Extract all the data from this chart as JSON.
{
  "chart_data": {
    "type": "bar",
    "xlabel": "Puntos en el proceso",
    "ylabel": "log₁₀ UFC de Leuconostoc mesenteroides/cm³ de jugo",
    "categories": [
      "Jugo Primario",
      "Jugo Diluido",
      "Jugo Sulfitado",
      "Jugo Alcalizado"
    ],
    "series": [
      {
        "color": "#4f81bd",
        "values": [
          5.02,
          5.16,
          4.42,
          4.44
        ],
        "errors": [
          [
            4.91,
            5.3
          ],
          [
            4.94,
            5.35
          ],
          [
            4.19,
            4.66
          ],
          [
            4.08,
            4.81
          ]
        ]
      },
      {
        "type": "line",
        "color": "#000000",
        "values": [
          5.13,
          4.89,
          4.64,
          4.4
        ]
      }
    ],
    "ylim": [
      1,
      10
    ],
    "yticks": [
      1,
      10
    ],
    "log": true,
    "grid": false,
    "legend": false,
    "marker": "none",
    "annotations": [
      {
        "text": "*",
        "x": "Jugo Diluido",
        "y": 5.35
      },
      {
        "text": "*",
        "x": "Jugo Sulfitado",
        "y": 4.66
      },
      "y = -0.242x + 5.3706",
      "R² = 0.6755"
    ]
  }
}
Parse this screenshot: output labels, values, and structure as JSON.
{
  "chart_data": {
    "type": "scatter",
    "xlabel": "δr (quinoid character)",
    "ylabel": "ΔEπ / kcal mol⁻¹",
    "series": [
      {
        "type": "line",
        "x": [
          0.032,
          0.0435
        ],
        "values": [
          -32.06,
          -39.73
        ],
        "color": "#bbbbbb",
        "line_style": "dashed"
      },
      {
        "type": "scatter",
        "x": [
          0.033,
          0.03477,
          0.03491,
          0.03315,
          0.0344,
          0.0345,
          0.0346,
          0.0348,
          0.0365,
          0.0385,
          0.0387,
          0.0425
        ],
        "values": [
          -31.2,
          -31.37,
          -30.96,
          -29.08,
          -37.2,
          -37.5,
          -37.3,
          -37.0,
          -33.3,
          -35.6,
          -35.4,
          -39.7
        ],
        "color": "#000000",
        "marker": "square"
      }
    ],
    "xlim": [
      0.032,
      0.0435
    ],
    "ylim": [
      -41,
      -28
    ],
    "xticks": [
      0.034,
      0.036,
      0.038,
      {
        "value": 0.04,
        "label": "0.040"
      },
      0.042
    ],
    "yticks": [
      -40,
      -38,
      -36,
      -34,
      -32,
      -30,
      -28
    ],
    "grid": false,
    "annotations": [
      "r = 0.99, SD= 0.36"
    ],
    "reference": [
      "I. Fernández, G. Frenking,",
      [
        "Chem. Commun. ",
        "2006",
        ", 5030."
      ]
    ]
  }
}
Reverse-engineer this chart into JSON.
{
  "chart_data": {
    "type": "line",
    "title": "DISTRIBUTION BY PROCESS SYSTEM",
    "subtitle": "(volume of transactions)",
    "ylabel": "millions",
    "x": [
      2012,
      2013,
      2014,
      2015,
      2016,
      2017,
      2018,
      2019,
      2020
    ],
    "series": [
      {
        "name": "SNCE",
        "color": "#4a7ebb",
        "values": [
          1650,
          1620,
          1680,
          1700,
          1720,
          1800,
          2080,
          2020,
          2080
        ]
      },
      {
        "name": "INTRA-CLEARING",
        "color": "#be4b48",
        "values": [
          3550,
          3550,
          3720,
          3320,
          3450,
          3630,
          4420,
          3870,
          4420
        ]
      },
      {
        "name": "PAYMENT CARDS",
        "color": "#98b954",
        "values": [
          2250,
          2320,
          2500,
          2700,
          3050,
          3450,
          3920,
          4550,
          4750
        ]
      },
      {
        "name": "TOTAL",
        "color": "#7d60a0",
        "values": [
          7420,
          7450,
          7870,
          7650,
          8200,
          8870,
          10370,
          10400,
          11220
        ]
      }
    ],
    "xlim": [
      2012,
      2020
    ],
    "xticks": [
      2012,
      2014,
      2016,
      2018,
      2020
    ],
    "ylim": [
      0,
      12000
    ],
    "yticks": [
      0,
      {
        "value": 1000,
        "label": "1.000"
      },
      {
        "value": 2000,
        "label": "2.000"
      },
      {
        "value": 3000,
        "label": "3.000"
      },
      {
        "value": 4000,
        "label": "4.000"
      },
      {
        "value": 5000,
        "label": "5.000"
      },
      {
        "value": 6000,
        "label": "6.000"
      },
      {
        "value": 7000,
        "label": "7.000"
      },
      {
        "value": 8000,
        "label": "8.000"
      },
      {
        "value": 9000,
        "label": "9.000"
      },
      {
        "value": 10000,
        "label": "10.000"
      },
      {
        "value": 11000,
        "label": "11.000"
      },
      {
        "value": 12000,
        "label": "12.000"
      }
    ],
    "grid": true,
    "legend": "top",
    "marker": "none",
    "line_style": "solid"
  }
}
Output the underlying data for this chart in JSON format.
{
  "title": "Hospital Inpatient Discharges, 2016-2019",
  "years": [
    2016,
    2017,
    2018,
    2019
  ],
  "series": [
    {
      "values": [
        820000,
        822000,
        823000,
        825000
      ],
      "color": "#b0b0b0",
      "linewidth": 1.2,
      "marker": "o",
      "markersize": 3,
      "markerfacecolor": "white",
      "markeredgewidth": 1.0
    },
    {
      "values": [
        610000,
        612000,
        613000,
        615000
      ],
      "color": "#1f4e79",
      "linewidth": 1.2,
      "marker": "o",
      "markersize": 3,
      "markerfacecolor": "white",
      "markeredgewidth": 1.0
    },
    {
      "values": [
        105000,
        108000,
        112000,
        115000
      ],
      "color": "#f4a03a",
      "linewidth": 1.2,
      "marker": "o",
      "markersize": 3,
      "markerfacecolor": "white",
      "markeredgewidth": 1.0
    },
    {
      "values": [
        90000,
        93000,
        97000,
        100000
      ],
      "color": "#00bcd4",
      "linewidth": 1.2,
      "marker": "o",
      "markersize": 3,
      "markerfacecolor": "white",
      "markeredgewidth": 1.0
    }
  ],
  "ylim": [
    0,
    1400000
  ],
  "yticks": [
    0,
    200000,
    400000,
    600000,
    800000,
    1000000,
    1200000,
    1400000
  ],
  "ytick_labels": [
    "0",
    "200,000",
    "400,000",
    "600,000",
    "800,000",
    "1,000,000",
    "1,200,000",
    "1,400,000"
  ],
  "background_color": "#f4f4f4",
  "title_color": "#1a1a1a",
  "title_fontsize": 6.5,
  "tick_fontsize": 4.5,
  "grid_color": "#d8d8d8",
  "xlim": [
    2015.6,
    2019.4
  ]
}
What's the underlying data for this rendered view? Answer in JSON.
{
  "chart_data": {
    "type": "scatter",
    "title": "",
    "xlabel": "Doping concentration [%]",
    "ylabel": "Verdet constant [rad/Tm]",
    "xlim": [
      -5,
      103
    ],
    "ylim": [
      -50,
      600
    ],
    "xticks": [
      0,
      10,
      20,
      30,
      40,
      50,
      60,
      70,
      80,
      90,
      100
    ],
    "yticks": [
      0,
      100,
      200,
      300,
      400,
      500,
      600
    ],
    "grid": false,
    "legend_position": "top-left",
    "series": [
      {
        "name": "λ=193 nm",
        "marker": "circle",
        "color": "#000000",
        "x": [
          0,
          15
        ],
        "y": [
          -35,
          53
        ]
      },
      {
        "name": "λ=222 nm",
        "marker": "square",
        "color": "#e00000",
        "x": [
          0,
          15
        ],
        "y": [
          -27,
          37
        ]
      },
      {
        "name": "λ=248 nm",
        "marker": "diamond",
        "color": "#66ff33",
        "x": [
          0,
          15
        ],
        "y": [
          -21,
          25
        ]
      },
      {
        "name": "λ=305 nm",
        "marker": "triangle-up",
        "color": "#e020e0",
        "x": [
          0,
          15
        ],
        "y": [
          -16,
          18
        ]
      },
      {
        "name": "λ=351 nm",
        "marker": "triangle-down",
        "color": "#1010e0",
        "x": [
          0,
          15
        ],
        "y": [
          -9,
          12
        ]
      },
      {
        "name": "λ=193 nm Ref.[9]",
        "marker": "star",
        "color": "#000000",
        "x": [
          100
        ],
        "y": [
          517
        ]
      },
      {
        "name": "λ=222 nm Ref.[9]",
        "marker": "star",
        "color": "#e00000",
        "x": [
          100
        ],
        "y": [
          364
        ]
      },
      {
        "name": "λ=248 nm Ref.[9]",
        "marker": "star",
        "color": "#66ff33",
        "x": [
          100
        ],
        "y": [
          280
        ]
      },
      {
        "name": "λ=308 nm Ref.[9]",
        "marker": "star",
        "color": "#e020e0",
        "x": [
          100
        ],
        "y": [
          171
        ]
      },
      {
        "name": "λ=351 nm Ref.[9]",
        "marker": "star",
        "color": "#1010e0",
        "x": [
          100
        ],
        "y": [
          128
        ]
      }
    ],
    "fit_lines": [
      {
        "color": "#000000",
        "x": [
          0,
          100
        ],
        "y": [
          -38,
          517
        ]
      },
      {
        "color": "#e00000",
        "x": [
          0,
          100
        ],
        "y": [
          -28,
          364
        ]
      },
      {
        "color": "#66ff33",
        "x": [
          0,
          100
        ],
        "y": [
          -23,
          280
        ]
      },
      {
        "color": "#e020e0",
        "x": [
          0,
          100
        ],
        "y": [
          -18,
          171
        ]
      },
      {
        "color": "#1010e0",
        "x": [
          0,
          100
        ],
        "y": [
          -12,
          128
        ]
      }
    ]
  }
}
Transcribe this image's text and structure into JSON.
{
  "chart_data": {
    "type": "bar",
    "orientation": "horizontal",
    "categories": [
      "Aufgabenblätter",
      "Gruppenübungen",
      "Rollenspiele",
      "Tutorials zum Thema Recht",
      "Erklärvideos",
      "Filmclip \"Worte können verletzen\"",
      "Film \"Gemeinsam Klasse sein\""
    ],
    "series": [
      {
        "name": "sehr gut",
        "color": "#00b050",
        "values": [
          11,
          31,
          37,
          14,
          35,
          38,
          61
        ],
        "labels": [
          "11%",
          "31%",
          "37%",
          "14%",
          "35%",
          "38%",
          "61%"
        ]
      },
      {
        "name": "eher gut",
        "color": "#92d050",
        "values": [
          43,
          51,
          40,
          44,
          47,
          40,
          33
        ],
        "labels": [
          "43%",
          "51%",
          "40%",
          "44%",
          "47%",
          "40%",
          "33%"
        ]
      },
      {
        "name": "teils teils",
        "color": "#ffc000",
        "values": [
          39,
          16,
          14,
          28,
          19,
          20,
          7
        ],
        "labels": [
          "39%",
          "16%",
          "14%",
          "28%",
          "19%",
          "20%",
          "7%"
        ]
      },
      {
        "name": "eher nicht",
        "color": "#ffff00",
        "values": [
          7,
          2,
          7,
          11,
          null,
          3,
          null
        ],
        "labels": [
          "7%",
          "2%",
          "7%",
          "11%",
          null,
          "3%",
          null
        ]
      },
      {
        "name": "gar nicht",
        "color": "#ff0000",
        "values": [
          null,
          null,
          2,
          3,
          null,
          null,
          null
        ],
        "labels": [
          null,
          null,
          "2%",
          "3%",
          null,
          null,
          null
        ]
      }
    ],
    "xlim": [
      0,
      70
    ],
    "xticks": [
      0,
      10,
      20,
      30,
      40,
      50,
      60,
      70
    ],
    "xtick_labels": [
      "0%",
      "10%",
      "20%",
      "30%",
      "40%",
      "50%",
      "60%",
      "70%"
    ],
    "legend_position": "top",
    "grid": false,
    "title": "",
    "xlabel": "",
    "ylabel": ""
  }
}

----

=== TASK ===
Every line holding "triangle" should be copied out.

=== EXPECTED ANSWER ===
        "marker": "triangle-up",
        "marker": "triangle-down",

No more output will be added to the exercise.